Dataset items
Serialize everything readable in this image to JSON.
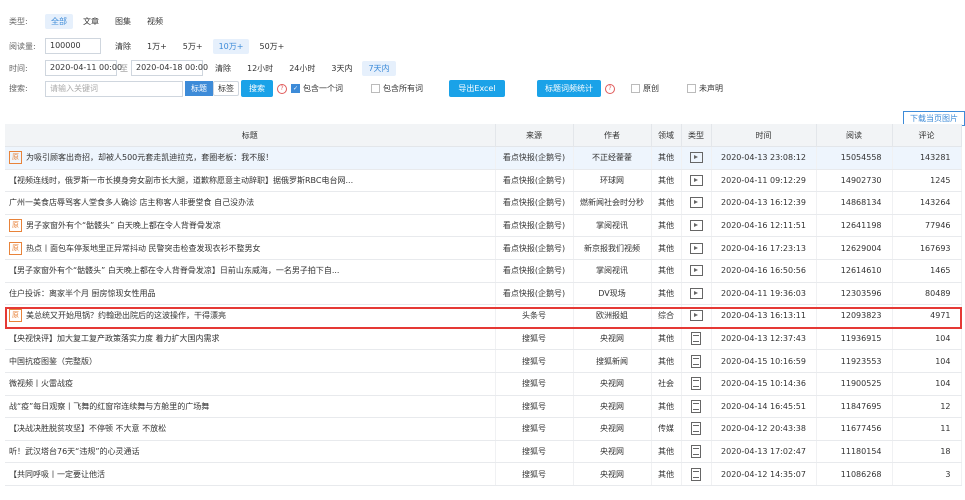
{
  "filters": {
    "type": {
      "label": "类型:",
      "options": [
        "全部",
        "文章",
        "图集",
        "视频"
      ],
      "active": 0
    },
    "reads": {
      "label": "阅读量:",
      "value": "100000",
      "clear": "清除",
      "options": [
        "1万+",
        "5万+",
        "10万+",
        "50万+"
      ],
      "active": 2
    },
    "time": {
      "label": "时间:",
      "start": "2020-04-11 00:00",
      "sep": "至",
      "end": "2020-04-18 00:00",
      "clear": "清除",
      "options": [
        "12小时",
        "24小时",
        "3天内",
        "7天内"
      ],
      "active": 3
    },
    "search": {
      "label": "搜索:",
      "placeholder": "请输入关键词",
      "mode_title": "标题",
      "mode_tag": "标签",
      "search_btn": "搜索",
      "include_one": "包含一个词",
      "include_all": "包含所有词",
      "export": "导出Excel",
      "title_stats": "标题词频统计",
      "original": "原创",
      "undeclared": "未声明"
    }
  },
  "download_label": "下载当页图片",
  "table": {
    "headers": [
      "标题",
      "来源",
      "作者",
      "领域",
      "类型",
      "时间",
      "阅读",
      "评论"
    ],
    "rows": [
      {
        "yuan": true,
        "title": "为吸引顾客出奇招，却被人500元套走凯迪拉克，套圈老板：我不服！",
        "source": "看点快报(企鹅号)",
        "author": "不正经藿藿",
        "field": "其他",
        "type": "video",
        "time": "2020-04-13 23:08:12",
        "reads": "15054558",
        "comments": "143281"
      },
      {
        "yuan": false,
        "title": "【视频连线时，俄罗斯一市长摸身旁女副市长大腿，道歉称愿意主动辞职】据俄罗斯RBC电台网...",
        "source": "看点快报(企鹅号)",
        "author": "环球网",
        "field": "其他",
        "type": "video",
        "time": "2020-04-11 09:12:29",
        "reads": "14902730",
        "comments": "1245"
      },
      {
        "yuan": false,
        "title": "广州一美食店辱骂客人堂食多人确诊 店主称客人非要堂食 自己没办法",
        "source": "看点快报(企鹅号)",
        "author": "燃新闻社会时分秒",
        "field": "其他",
        "type": "video",
        "time": "2020-04-13 16:12:39",
        "reads": "14868134",
        "comments": "143264"
      },
      {
        "yuan": true,
        "title": "男子家窗外有个“骷髅头” 白天晚上都在令人背脊骨发凉",
        "source": "看点快报(企鹅号)",
        "author": "掌阅视讯",
        "field": "其他",
        "type": "video",
        "time": "2020-04-16 12:11:51",
        "reads": "12641198",
        "comments": "77946"
      },
      {
        "yuan": true,
        "title": "热点丨面包车停泵地里正异常抖动 民警突击检查发现衣衫不整男女",
        "source": "看点快报(企鹅号)",
        "author": "新京报我们视频",
        "field": "其他",
        "type": "video",
        "time": "2020-04-16 17:23:13",
        "reads": "12629004",
        "comments": "167693"
      },
      {
        "yuan": false,
        "title": "【男子家窗外有个“骷髅头” 白天晚上都在令人背脊骨发凉】日前山东威海，一名男子拍下自...",
        "source": "看点快报(企鹅号)",
        "author": "掌阅视讯",
        "field": "其他",
        "type": "video",
        "time": "2020-04-16 16:50:56",
        "reads": "12614610",
        "comments": "1465"
      },
      {
        "yuan": false,
        "title": "住户投诉：离家半个月 厨房惊现女性用品",
        "source": "看点快报(企鹅号)",
        "author": "DV现场",
        "field": "其他",
        "type": "video",
        "time": "2020-04-11 19:36:03",
        "reads": "12303596",
        "comments": "80489"
      },
      {
        "yuan": true,
        "title": "美总统又开始甩锅？约翰逊出院后的这波操作，干得漂亮",
        "source": "头条号",
        "author": "欧洲报姐",
        "field": "综合",
        "type": "video",
        "time": "2020-04-13 16:13:11",
        "reads": "12093823",
        "comments": "4971"
      },
      {
        "yuan": false,
        "title": "【央视快评】加大复工复产政策落实力度 着力扩大国内需求",
        "source": "搜狐号",
        "author": "央视网",
        "field": "其他",
        "type": "article",
        "time": "2020-04-13 12:37:43",
        "reads": "11936915",
        "comments": "104"
      },
      {
        "yuan": false,
        "title": "中国抗疫图鉴（完整版）",
        "source": "搜狐号",
        "author": "搜狐新闻",
        "field": "其他",
        "type": "article",
        "time": "2020-04-15 10:16:59",
        "reads": "11923553",
        "comments": "104"
      },
      {
        "yuan": false,
        "title": "微视频丨火雷战疫",
        "source": "搜狐号",
        "author": "央视网",
        "field": "社会",
        "type": "article",
        "time": "2020-04-15 10:14:36",
        "reads": "11900525",
        "comments": "104"
      },
      {
        "yuan": false,
        "title": "战“疫”每日观察丨飞舞的红窗帘连续舞与方舱里的广场舞",
        "source": "搜狐号",
        "author": "央视网",
        "field": "其他",
        "type": "article",
        "time": "2020-04-14 16:45:51",
        "reads": "11847695",
        "comments": "12"
      },
      {
        "yuan": false,
        "title": "【决战决胜脱贫攻坚】不停顿 不大意 不放松",
        "source": "搜狐号",
        "author": "央视网",
        "field": "传媒",
        "type": "article",
        "time": "2020-04-12 20:43:38",
        "reads": "11677456",
        "comments": "11"
      },
      {
        "yuan": false,
        "title": "听！武汉塔台76天“违规”的心灵通话",
        "source": "搜狐号",
        "author": "央视网",
        "field": "其他",
        "type": "article",
        "time": "2020-04-13 17:02:47",
        "reads": "11180154",
        "comments": "18"
      },
      {
        "yuan": false,
        "title": "【共同呼吸丨一定要让他活",
        "source": "搜狐号",
        "author": "央视网",
        "field": "其他",
        "type": "article",
        "time": "2020-04-12 14:35:07",
        "reads": "11086268",
        "comments": "3"
      }
    ]
  }
}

BRIEF> Quote the data above in full and without alteration; skip the pictures.

SOLUTION TO THIS EXERCISE>
Serialize everything readable in this image to JSON.
{
  "filters": {
    "type": {
      "label": "类型:",
      "options": [
        "全部",
        "文章",
        "图集",
        "视频"
      ],
      "active": 0
    },
    "reads": {
      "label": "阅读量:",
      "value": "100000",
      "clear": "清除",
      "options": [
        "1万+",
        "5万+",
        "10万+",
        "50万+"
      ],
      "active": 2
    },
    "time": {
      "label": "时间:",
      "start": "2020-04-11 00:00",
      "sep": "至",
      "end": "2020-04-18 00:00",
      "clear": "清除",
      "options": [
        "12小时",
        "24小时",
        "3天内",
        "7天内"
      ],
      "active": 3
    },
    "search": {
      "label": "搜索:",
      "placeholder": "请输入关键词",
      "mode_title": "标题",
      "mode_tag": "标签",
      "search_btn": "搜索",
      "include_one": "包含一个词",
      "include_all": "包含所有词",
      "export": "导出Excel",
      "title_stats": "标题词频统计",
      "original": "原创",
      "undeclared": "未声明"
    }
  },
  "download_label": "下载当页图片",
  "table": {
    "headers": [
      "标题",
      "来源",
      "作者",
      "领域",
      "类型",
      "时间",
      "阅读",
      "评论"
    ],
    "rows": [
      {
        "yuan": true,
        "title": "为吸引顾客出奇招，却被人500元套走凯迪拉克，套圈老板：我不服！",
        "source": "看点快报(企鹅号)",
        "author": "不正经藿藿",
        "field": "其他",
        "type": "video",
        "time": "2020-04-13 23:08:12",
        "reads": "15054558",
        "comments": "143281"
      },
      {
        "yuan": false,
        "title": "【视频连线时，俄罗斯一市长摸身旁女副市长大腿，道歉称愿意主动辞职】据俄罗斯RBC电台网...",
        "source": "看点快报(企鹅号)",
        "author": "环球网",
        "field": "其他",
        "type": "video",
        "time": "2020-04-11 09:12:29",
        "reads": "14902730",
        "comments": "1245"
      },
      {
        "yuan": false,
        "title": "广州一美食店辱骂客人堂食多人确诊 店主称客人非要堂食 自己没办法",
        "source": "看点快报(企鹅号)",
        "author": "燃新闻社会时分秒",
        "field": "其他",
        "type": "video",
        "time": "2020-04-13 16:12:39",
        "reads": "14868134",
        "comments": "143264"
      },
      {
        "yuan": true,
        "title": "男子家窗外有个“骷髅头” 白天晚上都在令人背脊骨发凉",
        "source": "看点快报(企鹅号)",
        "author": "掌阅视讯",
        "field": "其他",
        "type": "video",
        "time": "2020-04-16 12:11:51",
        "reads": "12641198",
        "comments": "77946"
      },
      {
        "yuan": true,
        "title": "热点丨面包车停泵地里正异常抖动 民警突击检查发现衣衫不整男女",
        "source": "看点快报(企鹅号)",
        "author": "新京报我们视频",
        "field": "其他",
        "type": "video",
        "time": "2020-04-16 17:23:13",
        "reads": "12629004",
        "comments": "167693"
      },
      {
        "yuan": false,
        "title": "【男子家窗外有个“骷髅头” 白天晚上都在令人背脊骨发凉】日前山东威海，一名男子拍下自...",
        "source": "看点快报(企鹅号)",
        "author": "掌阅视讯",
        "field": "其他",
        "type": "video",
        "time": "2020-04-16 16:50:56",
        "reads": "12614610",
        "comments": "1465"
      },
      {
        "yuan": false,
        "title": "住户投诉：离家半个月 厨房惊现女性用品",
        "source": "看点快报(企鹅号)",
        "author": "DV现场",
        "field": "其他",
        "type": "video",
        "time": "2020-04-11 19:36:03",
        "reads": "12303596",
        "comments": "80489"
      },
      {
        "yuan": true,
        "title": "美总统又开始甩锅？约翰逊出院后的这波操作，干得漂亮",
        "source": "头条号",
        "author": "欧洲报姐",
        "field": "综合",
        "type": "video",
        "time": "2020-04-13 16:13:11",
        "reads": "12093823",
        "comments": "4971"
      },
      {
        "yuan": false,
        "title": "【央视快评】加大复工复产政策落实力度 着力扩大国内需求",
        "source": "搜狐号",
        "author": "央视网",
        "field": "其他",
        "type": "article",
        "time": "2020-04-13 12:37:43",
        "reads": "11936915",
        "comments": "104"
      },
      {
        "yuan": false,
        "title": "中国抗疫图鉴（完整版）",
        "source": "搜狐号",
        "author": "搜狐新闻",
        "field": "其他",
        "type": "article",
        "time": "2020-04-15 10:16:59",
        "reads": "11923553",
        "comments": "104"
      },
      {
        "yuan": false,
        "title": "微视频丨火雷战疫",
        "source": "搜狐号",
        "author": "央视网",
        "field": "社会",
        "type": "article",
        "time": "2020-04-15 10:14:36",
        "reads": "11900525",
        "comments": "104"
      },
      {
        "yuan": false,
        "title": "战“疫”每日观察丨飞舞的红窗帘连续舞与方舱里的广场舞",
        "source": "搜狐号",
        "author": "央视网",
        "field": "其他",
        "type": "article",
        "time": "2020-04-14 16:45:51",
        "reads": "11847695",
        "comments": "12"
      },
      {
        "yuan": false,
        "title": "【决战决胜脱贫攻坚】不停顿 不大意 不放松",
        "source": "搜狐号",
        "author": "央视网",
        "field": "传媒",
        "type": "article",
        "time": "2020-04-12 20:43:38",
        "reads": "11677456",
        "comments": "11"
      },
      {
        "yuan": false,
        "title": "听！武汉塔台76天“违规”的心灵通话",
        "source": "搜狐号",
        "author": "央视网",
        "field": "其他",
        "type": "article",
        "time": "2020-04-13 17:02:47",
        "reads": "11180154",
        "comments": "18"
      },
      {
        "yuan": false,
        "title": "【共同呼吸丨一定要让他活",
        "source": "搜狐号",
        "author": "央视网",
        "field": "其他",
        "type": "article",
        "time": "2020-04-12 14:35:07",
        "reads": "11086268",
        "comments": "3"
      }
    ]
  }
}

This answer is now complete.